(Dataset entries on figures)
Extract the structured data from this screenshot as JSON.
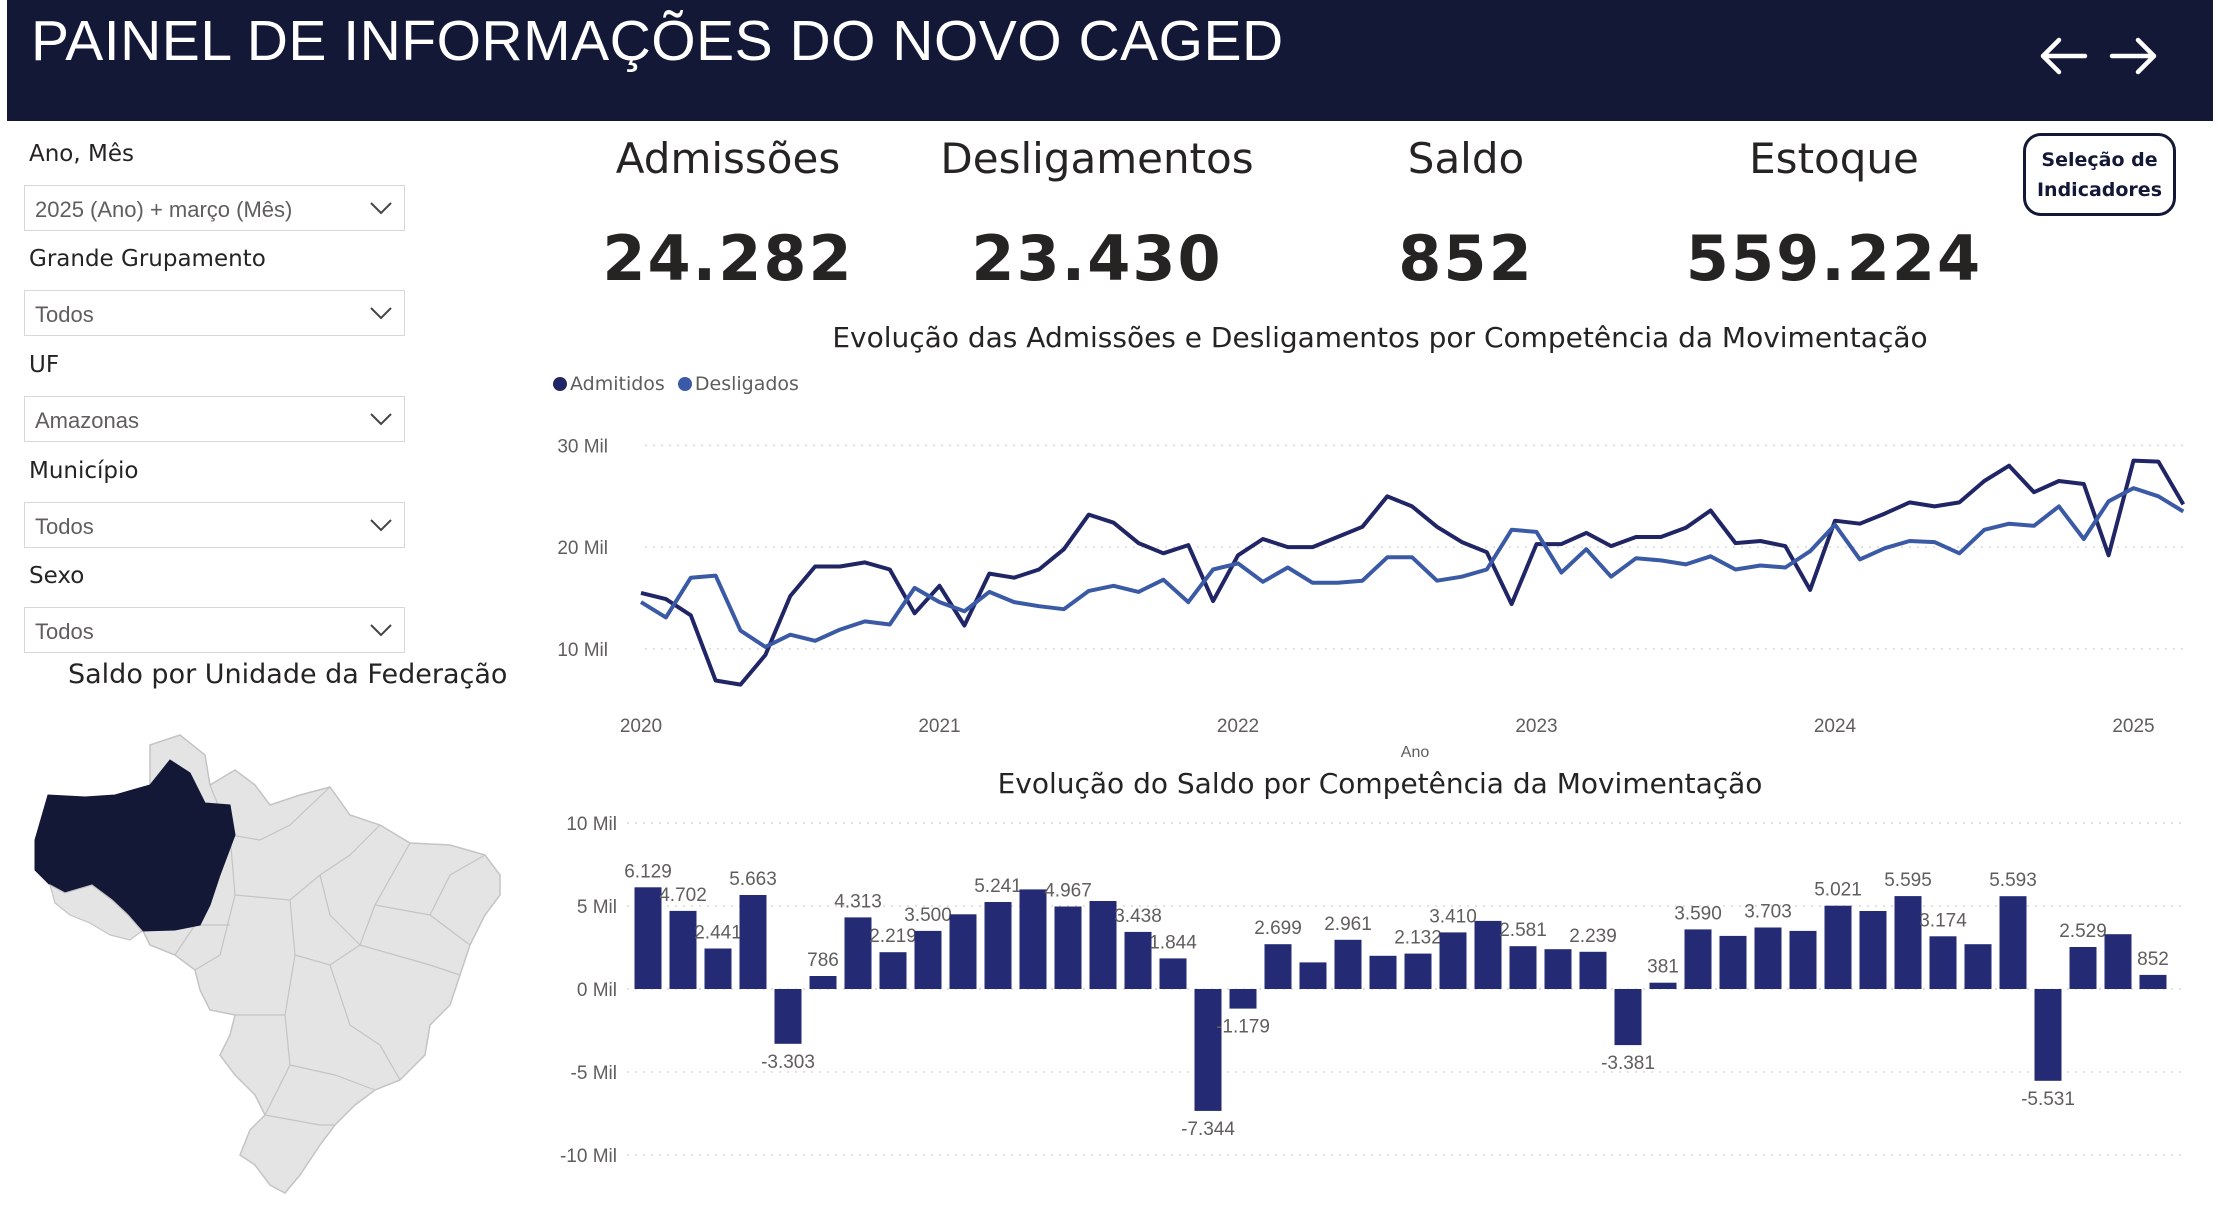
{
  "header": {
    "title": "PAINEL DE INFORMAÇÕES DO NOVO CAGED",
    "back_icon": "arrow-left-icon",
    "forward_icon": "arrow-right-icon",
    "background": "#141837"
  },
  "filters": {
    "ano_mes": {
      "label": "Ano, Mês",
      "value": "2025 (Ano) + março (Mês)"
    },
    "grande_grupamento": {
      "label": "Grande Grupamento",
      "value": "Todos"
    },
    "uf": {
      "label": "UF",
      "value": "Amazonas"
    },
    "municipio": {
      "label": "Município",
      "value": "Todos"
    },
    "sexo": {
      "label": "Sexo",
      "value": "Todos"
    }
  },
  "map": {
    "title": "Saldo por Unidade da Federação",
    "highlighted": "Amazonas",
    "highlight_color": "#141837"
  },
  "kpis": [
    {
      "label": "Admissões",
      "value": "24.282"
    },
    {
      "label": "Desligamentos",
      "value": "23.430"
    },
    {
      "label": "Saldo",
      "value": "852"
    },
    {
      "label": "Estoque",
      "value": "559.224"
    }
  ],
  "selection_button": {
    "line1": "Seleção de",
    "line2": "Indicadores"
  },
  "chart_data": [
    {
      "type": "line",
      "title": "Evolução das Admissões e Desligamentos por Competência da Movimentação",
      "xlabel": "Ano",
      "ylabel": "",
      "x_ticks": [
        "2020",
        "2021",
        "2022",
        "2023",
        "2024",
        "2025"
      ],
      "y_ticks": [
        "10 Mil",
        "20 Mil",
        "30 Mil"
      ],
      "ylim": [
        4000,
        32000
      ],
      "legend": [
        "Admitidos",
        "Desligados"
      ],
      "series": [
        {
          "name": "Admitidos",
          "color": "#202566",
          "values": [
            15500,
            14900,
            13300,
            6900,
            6500,
            9400,
            15200,
            18100,
            18100,
            18500,
            17800,
            13500,
            16200,
            12300,
            17400,
            17000,
            17800,
            19800,
            23200,
            22400,
            20400,
            19400,
            20200,
            14700,
            19200,
            20800,
            20000,
            20000,
            21000,
            22000,
            25000,
            24000,
            22000,
            20500,
            19500,
            14400,
            20300,
            20300,
            21400,
            20100,
            21000,
            21000,
            21900,
            23600,
            20400,
            20600,
            20100,
            15800,
            22600,
            22300,
            23300,
            24400,
            24000,
            24400,
            26500,
            28000,
            25400,
            26500,
            26200,
            19200,
            28500,
            28400,
            24200
          ]
        },
        {
          "name": "Desligados",
          "color": "#3b5aa6",
          "values": [
            14600,
            13100,
            17000,
            17200,
            11800,
            10200,
            11400,
            10800,
            11900,
            12700,
            12400,
            16000,
            14600,
            13700,
            15600,
            14600,
            14200,
            13900,
            15700,
            16200,
            15600,
            16800,
            14600,
            17800,
            18400,
            16600,
            18000,
            16500,
            16500,
            16700,
            19000,
            19000,
            16700,
            17100,
            17800,
            21700,
            21500,
            17500,
            19800,
            17100,
            18900,
            18700,
            18300,
            19100,
            17800,
            18200,
            18000,
            19600,
            22200,
            18800,
            19900,
            20600,
            20500,
            19400,
            21700,
            22300,
            22100,
            24000,
            20800,
            24500,
            25800,
            25000,
            23500
          ]
        }
      ]
    },
    {
      "type": "bar",
      "title": "Evolução do Saldo por Competência da Movimentação",
      "y_ticks": [
        "10 Mil",
        "5 Mil",
        "0 Mil",
        "-5 Mil",
        "-10 Mil"
      ],
      "ylim": [
        -10000,
        10000
      ],
      "color": "#242a73",
      "values": [
        6129,
        4702,
        2441,
        5663,
        -3303,
        786,
        4313,
        2219,
        3500,
        4500,
        5241,
        6000,
        4967,
        5300,
        3438,
        1844,
        -7344,
        -1179,
        2699,
        1600,
        2961,
        2000,
        2132,
        3410,
        4100,
        2581,
        2400,
        2239,
        -3381,
        381,
        3590,
        3200,
        3703,
        3500,
        5021,
        4700,
        5595,
        3174,
        2700,
        5593,
        -5531,
        2529,
        3300,
        852
      ],
      "data_labels": [
        "6.129",
        "4.702",
        "2.441",
        "5.663",
        "-3.303",
        "786",
        "4.313",
        "2.219",
        "3.500",
        "",
        "5.241",
        "",
        "4.967",
        "",
        "3.438",
        "1.844",
        "-7.344",
        "-1.179",
        "2.699",
        "",
        "2.961",
        "",
        "2.132",
        "3.410",
        "",
        "2.581",
        "",
        "2.239",
        "-3.381",
        "381",
        "3.590",
        "",
        "3.703",
        "",
        "5.021",
        "",
        "5.595",
        "3.174",
        "",
        "5.593",
        "-5.531",
        "2.529",
        "",
        "852"
      ]
    }
  ]
}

## The task
From the entries above, copy every line that holds the word "title".

## The answer
    "title": "PAINEL DE INFORMAÇÕES DO NOVO CAGED",
    "title": "Saldo por Unidade da Federação",
      "title": "Evolução das Admissões e Desligamentos por Competência da Movimentação",
      "title": "Evolução do Saldo por Competência da Movimentação",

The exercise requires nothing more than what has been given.